┌────────
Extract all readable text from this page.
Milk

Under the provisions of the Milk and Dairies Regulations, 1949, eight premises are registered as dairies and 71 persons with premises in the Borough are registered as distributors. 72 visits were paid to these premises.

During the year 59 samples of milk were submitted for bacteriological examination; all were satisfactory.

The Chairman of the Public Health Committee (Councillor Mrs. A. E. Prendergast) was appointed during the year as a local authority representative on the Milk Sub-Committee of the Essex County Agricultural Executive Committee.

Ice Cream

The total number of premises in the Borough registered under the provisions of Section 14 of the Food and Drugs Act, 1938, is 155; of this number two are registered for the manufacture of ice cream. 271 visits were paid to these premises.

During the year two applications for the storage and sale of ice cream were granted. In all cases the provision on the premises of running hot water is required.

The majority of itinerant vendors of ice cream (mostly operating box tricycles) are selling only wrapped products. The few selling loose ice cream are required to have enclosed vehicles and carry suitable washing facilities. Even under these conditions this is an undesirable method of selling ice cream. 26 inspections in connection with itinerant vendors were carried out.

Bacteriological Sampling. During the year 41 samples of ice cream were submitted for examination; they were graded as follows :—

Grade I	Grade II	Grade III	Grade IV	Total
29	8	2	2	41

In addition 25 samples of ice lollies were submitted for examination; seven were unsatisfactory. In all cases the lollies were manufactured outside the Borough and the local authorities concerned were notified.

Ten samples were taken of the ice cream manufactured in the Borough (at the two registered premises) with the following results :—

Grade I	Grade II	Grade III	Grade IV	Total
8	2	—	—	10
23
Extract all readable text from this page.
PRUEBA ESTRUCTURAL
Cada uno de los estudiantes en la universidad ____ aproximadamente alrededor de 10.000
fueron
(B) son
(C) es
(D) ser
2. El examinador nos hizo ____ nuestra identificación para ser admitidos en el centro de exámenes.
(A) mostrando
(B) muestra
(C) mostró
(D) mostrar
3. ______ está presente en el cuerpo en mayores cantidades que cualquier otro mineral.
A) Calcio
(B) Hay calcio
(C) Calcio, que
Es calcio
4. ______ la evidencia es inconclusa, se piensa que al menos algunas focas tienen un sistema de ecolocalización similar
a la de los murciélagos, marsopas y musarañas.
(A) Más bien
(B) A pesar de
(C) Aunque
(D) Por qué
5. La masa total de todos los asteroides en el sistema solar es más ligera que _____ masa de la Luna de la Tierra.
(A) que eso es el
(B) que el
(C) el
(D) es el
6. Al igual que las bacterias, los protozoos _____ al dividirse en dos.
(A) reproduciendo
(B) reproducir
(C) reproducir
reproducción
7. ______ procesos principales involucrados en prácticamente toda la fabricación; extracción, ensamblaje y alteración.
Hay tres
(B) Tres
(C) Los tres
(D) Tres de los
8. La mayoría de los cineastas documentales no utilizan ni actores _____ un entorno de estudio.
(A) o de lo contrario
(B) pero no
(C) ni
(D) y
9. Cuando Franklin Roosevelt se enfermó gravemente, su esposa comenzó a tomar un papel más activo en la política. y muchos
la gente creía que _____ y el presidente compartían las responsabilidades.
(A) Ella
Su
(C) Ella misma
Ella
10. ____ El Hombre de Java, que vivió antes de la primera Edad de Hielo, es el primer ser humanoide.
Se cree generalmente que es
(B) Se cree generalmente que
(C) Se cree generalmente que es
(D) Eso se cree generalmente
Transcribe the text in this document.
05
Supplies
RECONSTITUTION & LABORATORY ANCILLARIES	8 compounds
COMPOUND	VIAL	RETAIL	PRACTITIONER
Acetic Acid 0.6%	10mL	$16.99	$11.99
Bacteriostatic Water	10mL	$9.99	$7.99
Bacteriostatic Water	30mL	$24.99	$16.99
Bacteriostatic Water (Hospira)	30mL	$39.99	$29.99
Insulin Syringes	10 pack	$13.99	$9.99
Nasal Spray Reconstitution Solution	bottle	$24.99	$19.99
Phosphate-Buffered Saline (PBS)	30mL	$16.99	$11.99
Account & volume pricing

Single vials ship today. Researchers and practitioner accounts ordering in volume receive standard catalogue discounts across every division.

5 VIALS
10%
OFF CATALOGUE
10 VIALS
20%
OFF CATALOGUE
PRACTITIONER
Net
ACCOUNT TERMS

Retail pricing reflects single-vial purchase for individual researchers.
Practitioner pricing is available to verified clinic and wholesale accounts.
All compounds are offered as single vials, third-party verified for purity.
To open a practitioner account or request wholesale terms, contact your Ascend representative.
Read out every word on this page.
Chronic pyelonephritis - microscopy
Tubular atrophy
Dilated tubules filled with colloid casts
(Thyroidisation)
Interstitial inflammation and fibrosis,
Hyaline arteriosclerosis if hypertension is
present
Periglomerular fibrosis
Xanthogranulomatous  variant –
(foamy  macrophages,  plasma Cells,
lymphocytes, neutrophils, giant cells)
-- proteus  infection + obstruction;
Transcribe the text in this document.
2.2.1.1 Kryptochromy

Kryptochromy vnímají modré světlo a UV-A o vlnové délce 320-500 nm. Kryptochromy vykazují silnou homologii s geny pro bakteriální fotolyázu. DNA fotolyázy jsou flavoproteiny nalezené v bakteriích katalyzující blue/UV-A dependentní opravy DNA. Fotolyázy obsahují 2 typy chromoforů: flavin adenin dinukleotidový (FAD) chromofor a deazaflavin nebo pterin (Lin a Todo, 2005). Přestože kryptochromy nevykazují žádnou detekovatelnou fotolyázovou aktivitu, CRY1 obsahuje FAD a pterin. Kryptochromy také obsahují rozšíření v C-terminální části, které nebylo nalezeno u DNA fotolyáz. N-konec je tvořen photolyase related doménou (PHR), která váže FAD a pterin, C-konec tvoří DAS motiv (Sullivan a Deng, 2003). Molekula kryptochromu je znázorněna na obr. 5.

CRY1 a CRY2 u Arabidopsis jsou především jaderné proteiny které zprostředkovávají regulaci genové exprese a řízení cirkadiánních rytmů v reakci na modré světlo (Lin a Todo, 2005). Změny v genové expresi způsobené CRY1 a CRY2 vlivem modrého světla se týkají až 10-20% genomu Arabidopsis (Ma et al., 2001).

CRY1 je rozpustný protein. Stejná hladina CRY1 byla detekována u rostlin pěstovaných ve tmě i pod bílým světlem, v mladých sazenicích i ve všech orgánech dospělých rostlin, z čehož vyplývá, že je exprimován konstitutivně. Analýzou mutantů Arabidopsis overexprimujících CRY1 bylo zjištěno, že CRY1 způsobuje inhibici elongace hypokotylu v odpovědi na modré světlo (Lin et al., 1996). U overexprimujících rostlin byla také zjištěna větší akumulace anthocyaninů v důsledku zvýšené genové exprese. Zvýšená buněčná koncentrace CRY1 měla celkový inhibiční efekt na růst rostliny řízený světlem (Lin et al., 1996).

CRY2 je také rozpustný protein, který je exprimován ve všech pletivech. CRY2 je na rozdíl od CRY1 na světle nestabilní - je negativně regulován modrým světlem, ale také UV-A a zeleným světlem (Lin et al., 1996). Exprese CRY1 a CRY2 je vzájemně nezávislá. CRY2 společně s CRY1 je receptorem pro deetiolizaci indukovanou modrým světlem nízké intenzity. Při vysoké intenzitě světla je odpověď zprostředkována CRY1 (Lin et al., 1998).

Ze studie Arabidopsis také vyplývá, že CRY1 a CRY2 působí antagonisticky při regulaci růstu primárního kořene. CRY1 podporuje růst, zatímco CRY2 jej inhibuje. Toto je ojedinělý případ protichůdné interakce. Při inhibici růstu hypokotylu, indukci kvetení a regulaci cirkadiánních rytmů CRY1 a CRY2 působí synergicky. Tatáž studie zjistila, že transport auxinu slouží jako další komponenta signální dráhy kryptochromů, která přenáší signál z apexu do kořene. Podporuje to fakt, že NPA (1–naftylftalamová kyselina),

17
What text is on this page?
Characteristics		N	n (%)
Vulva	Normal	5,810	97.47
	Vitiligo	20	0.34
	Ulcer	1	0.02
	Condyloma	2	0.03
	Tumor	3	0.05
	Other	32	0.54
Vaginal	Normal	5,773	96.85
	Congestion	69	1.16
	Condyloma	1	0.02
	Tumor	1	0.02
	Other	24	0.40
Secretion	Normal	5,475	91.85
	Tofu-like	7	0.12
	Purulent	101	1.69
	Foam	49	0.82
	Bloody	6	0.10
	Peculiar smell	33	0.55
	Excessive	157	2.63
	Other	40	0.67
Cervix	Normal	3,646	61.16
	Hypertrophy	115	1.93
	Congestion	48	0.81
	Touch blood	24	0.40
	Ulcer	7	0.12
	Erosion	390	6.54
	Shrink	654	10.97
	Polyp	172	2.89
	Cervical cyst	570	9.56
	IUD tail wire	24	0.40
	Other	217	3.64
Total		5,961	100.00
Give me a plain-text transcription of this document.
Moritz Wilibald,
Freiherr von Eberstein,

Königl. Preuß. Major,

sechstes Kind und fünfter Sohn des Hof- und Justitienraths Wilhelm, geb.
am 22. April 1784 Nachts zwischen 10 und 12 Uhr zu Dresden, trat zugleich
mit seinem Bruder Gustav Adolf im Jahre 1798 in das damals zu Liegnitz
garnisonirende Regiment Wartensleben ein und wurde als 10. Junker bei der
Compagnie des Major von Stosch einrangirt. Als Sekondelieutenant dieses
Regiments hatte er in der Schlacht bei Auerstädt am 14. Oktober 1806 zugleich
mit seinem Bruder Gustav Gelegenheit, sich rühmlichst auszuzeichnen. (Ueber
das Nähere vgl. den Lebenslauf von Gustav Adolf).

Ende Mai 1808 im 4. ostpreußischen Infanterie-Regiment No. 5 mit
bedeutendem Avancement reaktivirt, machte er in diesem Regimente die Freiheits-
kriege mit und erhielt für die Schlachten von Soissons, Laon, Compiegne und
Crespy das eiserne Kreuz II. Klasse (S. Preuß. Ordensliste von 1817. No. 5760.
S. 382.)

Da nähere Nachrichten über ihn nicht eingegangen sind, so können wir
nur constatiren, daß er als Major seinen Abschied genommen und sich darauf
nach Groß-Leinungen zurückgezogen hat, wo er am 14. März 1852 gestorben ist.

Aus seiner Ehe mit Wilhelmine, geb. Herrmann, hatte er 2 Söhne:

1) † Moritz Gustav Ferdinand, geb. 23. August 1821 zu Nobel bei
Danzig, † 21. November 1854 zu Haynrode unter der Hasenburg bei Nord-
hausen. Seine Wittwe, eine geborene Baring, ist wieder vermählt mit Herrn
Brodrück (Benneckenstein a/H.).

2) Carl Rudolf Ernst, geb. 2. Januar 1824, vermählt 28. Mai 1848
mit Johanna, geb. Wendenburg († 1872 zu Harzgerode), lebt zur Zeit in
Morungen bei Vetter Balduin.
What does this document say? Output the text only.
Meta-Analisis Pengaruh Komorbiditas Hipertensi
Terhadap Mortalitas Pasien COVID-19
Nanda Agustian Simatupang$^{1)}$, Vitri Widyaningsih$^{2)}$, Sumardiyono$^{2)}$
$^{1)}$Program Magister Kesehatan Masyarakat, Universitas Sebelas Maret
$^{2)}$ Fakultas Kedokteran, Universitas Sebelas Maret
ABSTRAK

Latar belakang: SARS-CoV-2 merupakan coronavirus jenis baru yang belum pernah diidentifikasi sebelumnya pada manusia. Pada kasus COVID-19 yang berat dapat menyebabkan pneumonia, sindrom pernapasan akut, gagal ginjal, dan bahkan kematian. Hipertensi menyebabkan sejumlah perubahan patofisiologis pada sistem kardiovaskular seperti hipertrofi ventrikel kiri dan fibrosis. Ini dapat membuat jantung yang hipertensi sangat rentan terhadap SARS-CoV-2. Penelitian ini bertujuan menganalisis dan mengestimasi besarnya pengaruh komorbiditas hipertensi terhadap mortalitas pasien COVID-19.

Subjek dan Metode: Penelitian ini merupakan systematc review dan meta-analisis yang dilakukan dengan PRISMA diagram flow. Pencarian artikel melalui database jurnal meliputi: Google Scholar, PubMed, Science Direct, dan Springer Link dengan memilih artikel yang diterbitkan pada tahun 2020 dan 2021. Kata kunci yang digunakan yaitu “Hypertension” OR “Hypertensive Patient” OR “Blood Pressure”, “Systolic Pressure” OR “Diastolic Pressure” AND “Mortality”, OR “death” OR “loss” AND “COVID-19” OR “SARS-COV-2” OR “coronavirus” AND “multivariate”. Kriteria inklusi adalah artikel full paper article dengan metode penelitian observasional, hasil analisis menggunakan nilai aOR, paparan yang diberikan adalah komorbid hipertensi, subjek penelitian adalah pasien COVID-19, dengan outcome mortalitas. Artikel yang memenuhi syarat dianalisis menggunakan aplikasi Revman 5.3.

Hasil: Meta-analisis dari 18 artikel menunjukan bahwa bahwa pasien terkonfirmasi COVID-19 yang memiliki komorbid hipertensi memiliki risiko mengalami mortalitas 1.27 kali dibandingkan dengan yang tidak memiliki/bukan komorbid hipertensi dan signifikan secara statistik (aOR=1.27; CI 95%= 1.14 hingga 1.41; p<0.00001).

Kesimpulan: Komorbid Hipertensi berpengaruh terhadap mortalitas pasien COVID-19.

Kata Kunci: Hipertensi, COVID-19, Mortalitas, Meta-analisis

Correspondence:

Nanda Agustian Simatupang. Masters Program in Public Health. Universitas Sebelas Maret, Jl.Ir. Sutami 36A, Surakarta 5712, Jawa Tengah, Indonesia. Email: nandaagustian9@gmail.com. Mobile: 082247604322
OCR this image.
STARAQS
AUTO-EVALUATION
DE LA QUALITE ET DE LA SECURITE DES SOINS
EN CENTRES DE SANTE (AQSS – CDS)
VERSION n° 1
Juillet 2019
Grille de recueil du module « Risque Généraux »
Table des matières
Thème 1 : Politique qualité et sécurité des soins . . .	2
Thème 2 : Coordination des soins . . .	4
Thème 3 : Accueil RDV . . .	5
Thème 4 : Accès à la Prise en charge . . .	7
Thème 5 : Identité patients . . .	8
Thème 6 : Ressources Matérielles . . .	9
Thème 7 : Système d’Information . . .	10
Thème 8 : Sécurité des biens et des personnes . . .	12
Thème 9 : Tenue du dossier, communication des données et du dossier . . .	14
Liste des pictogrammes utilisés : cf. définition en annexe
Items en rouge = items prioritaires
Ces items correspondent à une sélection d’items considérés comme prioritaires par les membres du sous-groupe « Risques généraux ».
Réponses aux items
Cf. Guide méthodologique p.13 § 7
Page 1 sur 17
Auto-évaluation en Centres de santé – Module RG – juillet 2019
└────────
▶ INSTRUCTIONS FOR THE TASK:
Where a line in the material above holds "every", copy that line.

▶ TASK OUTPUT:
Single vials ship today. Researchers and practitioner accounts ordering in volume receive standard catalogue discounts across every division.
Read out every word on this page.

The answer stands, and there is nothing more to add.